:: PROVIDED TEXT

Rational design and synthesis of flavonolactam derivatives as potent topo I inhibitors with antitumor activity.

Targeting topoisomerase I (Topo I) remains a pivotal strategy for the treatment of colorectal cancer (CRC). In this study, we rationally designed and synthesized a series of flavonolactam derivatives and systematically evaluated their biological activities and mechanisms of action. Among these, compounds NL-26 and NL-28 exhibited potent inhibitory effects on Topo I activity, arresting the cell cycle at the G2/M phase and inducing apoptosis to suppress tumor cell proliferation. Notably, NL-26 displayed the most potent Topo I inhibitory activity, which was comparable to that of the reference inhibitor camptothecin (CPT). In vivo pharmacokinetic studies revealed that NL-26 possesses a desirable profile, characterized by an AUC of 1979.7 h ng/mL and a t of 3.7 h. Furthermore, NL-26 demonstrated robust antitumor efficacy in HCT116 xenograft models, achieving a tumor growth inhibition (TGI) of 55.1%. Collectively, these findings identify NL-26 as a promising lead compound and validate the flavonolactam scaffold as a privileged template for the development of next-generation Topo I-targeting therapeutics.

::::
:: EXTRACTED RECORDS

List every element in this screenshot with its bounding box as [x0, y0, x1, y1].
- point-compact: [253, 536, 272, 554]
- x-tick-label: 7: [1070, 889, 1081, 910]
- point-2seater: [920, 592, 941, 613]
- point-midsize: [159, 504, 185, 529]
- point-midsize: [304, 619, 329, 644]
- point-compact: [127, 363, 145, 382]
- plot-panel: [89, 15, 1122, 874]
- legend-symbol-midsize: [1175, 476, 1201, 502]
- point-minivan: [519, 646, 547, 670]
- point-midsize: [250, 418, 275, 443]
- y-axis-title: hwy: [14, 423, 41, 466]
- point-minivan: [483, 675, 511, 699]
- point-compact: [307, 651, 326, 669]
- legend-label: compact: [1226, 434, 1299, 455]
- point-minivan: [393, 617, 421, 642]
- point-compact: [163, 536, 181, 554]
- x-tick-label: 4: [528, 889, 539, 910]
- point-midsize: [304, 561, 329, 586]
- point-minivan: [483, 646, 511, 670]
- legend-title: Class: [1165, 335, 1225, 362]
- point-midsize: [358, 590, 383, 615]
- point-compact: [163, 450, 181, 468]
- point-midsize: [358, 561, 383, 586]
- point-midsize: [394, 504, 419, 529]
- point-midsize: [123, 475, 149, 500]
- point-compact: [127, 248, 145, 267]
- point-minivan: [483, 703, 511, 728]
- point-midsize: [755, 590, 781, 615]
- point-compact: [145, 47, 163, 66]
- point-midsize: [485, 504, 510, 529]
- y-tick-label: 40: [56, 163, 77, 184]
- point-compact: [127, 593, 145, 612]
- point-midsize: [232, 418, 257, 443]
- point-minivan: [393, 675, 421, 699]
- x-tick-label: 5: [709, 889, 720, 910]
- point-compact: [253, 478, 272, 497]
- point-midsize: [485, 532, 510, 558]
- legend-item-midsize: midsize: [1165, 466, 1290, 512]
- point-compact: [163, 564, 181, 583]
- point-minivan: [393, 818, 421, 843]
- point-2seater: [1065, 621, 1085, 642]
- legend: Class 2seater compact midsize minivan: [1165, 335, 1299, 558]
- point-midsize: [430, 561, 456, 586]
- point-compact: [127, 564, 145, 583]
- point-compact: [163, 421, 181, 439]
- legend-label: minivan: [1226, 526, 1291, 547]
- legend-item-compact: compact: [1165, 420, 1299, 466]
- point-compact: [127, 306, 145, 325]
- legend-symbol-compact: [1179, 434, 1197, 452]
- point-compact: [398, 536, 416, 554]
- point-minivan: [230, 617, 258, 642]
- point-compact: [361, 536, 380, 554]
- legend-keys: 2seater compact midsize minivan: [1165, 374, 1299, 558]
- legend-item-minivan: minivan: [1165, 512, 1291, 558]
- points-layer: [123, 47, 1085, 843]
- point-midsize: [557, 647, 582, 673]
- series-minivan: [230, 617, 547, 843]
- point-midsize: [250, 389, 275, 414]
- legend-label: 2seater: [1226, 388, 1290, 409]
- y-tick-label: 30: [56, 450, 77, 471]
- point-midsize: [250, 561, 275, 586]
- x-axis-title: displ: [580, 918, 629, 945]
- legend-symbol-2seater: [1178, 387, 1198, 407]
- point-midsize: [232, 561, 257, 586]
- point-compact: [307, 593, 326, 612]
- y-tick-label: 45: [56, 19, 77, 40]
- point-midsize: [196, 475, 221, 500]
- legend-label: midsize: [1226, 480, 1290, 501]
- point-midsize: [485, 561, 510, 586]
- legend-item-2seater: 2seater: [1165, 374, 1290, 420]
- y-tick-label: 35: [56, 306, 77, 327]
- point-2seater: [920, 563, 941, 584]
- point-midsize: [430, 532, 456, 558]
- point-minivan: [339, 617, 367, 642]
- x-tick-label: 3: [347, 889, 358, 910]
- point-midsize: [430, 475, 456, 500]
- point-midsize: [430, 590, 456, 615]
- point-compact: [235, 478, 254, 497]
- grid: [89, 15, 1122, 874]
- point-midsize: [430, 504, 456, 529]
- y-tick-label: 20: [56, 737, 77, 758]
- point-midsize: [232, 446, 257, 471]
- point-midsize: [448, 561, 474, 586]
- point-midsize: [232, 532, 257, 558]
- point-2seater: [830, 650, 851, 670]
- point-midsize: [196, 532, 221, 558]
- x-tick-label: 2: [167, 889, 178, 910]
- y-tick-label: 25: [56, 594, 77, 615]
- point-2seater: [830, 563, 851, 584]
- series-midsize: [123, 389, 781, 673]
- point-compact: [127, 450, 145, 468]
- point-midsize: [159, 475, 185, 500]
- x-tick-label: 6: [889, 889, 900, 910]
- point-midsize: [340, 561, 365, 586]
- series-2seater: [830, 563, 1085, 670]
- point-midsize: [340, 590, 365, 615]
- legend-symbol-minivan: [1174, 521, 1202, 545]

::::

**INSTRUCTIONS FOR THE TASK**
Answer from the abstract on flavonolactam derivatives:
(a) At which phase of the cell cycle do NL-26 and NL-28 arrest cells?
(b) Which reference inhibitor is NL-26's Topo I inhibitory activity compared with?
(c) What tumor growth inhibition did NL-26 achieve in HCT116 xenograft models?

**TASK RESULT**
(a) The G2/M phase.
(b) Camptothecin (CPT).
(c) 55.1%.